**Short exercise**
Locate and copy each line in the data that contains the word "Similarity".

**Saved entries**
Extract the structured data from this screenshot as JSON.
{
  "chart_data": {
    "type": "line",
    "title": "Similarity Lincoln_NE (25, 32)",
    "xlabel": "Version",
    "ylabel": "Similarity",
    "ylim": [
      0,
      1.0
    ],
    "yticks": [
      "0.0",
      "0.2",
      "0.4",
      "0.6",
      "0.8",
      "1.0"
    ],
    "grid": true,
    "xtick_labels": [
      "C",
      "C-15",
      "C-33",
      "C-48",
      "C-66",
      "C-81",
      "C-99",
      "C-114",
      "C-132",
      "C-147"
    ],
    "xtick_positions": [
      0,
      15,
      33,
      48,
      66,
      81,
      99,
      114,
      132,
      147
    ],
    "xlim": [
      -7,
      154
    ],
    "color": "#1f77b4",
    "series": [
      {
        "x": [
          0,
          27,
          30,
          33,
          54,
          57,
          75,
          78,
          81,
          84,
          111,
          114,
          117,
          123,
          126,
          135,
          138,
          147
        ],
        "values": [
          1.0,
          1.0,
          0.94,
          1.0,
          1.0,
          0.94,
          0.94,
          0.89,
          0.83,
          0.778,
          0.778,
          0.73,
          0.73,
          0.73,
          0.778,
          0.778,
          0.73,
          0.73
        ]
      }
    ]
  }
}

**Solution to this problem**
    "title": "Similarity Lincoln_NE (25, 32)",
    "ylabel": "Similarity",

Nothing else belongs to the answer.